Give every line back verbatim, dropping all images.

━━━━━ Extracted entries ━━━━━

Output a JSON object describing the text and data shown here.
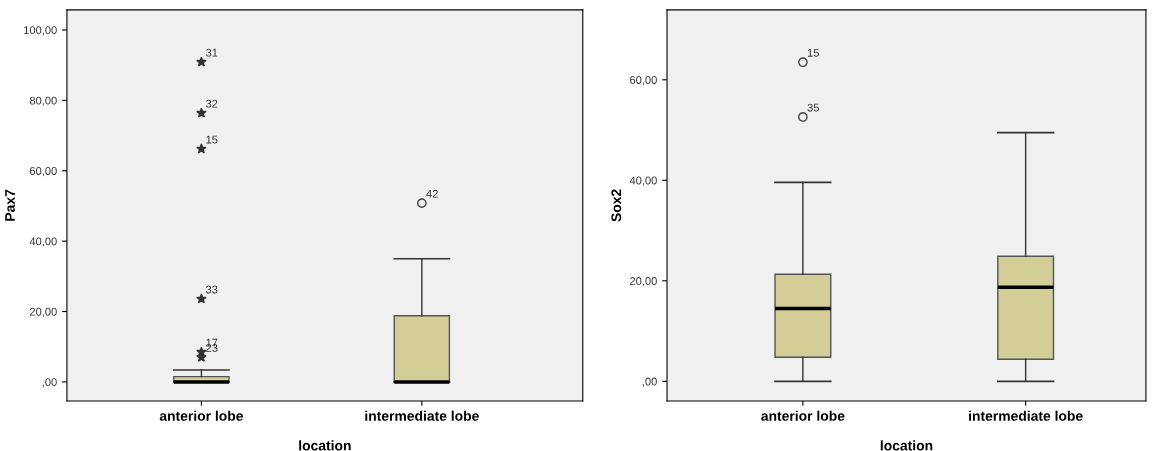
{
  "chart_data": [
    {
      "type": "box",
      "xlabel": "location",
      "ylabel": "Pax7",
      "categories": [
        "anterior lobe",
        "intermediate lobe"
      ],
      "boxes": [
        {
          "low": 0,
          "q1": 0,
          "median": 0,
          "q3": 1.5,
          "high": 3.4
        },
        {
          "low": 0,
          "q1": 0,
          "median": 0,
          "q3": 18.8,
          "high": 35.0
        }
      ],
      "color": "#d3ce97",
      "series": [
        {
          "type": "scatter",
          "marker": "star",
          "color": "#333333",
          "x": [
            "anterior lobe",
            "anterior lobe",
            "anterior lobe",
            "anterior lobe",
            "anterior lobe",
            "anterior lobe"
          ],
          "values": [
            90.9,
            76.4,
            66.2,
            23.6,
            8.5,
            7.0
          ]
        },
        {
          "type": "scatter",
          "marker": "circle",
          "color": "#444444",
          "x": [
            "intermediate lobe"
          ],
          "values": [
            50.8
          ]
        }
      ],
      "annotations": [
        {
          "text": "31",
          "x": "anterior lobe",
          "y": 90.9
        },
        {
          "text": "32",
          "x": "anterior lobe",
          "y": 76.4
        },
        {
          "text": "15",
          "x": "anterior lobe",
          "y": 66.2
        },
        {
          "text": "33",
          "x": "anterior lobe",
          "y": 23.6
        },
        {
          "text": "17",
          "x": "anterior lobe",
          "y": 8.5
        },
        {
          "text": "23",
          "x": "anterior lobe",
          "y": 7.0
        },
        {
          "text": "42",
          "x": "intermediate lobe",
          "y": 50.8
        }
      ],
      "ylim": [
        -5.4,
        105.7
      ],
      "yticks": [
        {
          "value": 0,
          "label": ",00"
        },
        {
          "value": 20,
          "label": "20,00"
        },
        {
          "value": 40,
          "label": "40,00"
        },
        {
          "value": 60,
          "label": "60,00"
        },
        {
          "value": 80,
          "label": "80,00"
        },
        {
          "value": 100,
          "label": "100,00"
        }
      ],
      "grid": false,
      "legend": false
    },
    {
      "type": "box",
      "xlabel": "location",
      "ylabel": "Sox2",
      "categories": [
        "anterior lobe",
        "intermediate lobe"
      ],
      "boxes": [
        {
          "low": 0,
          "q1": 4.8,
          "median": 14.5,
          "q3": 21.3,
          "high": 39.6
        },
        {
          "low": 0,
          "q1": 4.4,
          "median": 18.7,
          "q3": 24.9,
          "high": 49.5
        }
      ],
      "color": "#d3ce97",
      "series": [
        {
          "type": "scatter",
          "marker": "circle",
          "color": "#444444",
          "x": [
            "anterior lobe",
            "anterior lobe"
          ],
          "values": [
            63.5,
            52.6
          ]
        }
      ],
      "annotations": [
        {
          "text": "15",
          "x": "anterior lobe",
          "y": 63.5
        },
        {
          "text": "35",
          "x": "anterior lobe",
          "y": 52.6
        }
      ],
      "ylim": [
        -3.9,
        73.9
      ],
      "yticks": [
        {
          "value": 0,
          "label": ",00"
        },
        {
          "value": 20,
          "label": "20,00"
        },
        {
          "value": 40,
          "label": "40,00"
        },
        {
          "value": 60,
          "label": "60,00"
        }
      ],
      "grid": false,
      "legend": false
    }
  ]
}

━━━━━

▶ **The output**
Output a JSON object describing the text and data shown here.
{
  "chart_data": [
    {
      "type": "box",
      "xlabel": "location",
      "ylabel": "Pax7",
      "categories": [
        "anterior lobe",
        "intermediate lobe"
      ],
      "boxes": [
        {
          "low": 0,
          "q1": 0,
          "median": 0,
          "q3": 1.5,
          "high": 3.4
        },
        {
          "low": 0,
          "q1": 0,
          "median": 0,
          "q3": 18.8,
          "high": 35.0
        }
      ],
      "color": "#d3ce97",
      "series": [
        {
          "type": "scatter",
          "marker": "star",
          "color": "#333333",
          "x": [
            "anterior lobe",
            "anterior lobe",
            "anterior lobe",
            "anterior lobe",
            "anterior lobe",
            "anterior lobe"
          ],
          "values": [
            90.9,
            76.4,
            66.2,
            23.6,
            8.5,
            7.0
          ]
        },
        {
          "type": "scatter",
          "marker": "circle",
          "color": "#444444",
          "x": [
            "intermediate lobe"
          ],
          "values": [
            50.8
          ]
        }
      ],
      "annotations": [
        {
          "text": "31",
          "x": "anterior lobe",
          "y": 90.9
        },
        {
          "text": "32",
          "x": "anterior lobe",
          "y": 76.4
        },
        {
          "text": "15",
          "x": "anterior lobe",
          "y": 66.2
        },
        {
          "text": "33",
          "x": "anterior lobe",
          "y": 23.6
        },
        {
          "text": "17",
          "x": "anterior lobe",
          "y": 8.5
        },
        {
          "text": "23",
          "x": "anterior lobe",
          "y": 7.0
        },
        {
          "text": "42",
          "x": "intermediate lobe",
          "y": 50.8
        }
      ],
      "ylim": [
        -5.4,
        105.7
      ],
      "yticks": [
        {
          "value": 0,
          "label": ",00"
        },
        {
          "value": 20,
          "label": "20,00"
        },
        {
          "value": 40,
          "label": "40,00"
        },
        {
          "value": 60,
          "label": "60,00"
        },
        {
          "value": 80,
          "label": "80,00"
        },
        {
          "value": 100,
          "label": "100,00"
        }
      ],
      "grid": false,
      "legend": false
    },
    {
      "type": "box",
      "xlabel": "location",
      "ylabel": "Sox2",
      "categories": [
        "anterior lobe",
        "intermediate lobe"
      ],
      "boxes": [
        {
          "low": 0,
          "q1": 4.8,
          "median": 14.5,
          "q3": 21.3,
          "high": 39.6
        },
        {
          "low": 0,
          "q1": 4.4,
          "median": 18.7,
          "q3": 24.9,
          "high": 49.5
        }
      ],
      "color": "#d3ce97",
      "series": [
        {
          "type": "scatter",
          "marker": "circle",
          "color": "#444444",
          "x": [
            "anterior lobe",
            "anterior lobe"
          ],
          "values": [
            63.5,
            52.6
          ]
        }
      ],
      "annotations": [
        {
          "text": "15",
          "x": "anterior lobe",
          "y": 63.5
        },
        {
          "text": "35",
          "x": "anterior lobe",
          "y": 52.6
        }
      ],
      "ylim": [
        -3.9,
        73.9
      ],
      "yticks": [
        {
          "value": 0,
          "label": ",00"
        },
        {
          "value": 20,
          "label": "20,00"
        },
        {
          "value": 40,
          "label": "40,00"
        },
        {
          "value": 60,
          "label": "60,00"
        }
      ],
      "grid": false,
      "legend": false
    }
  ]
}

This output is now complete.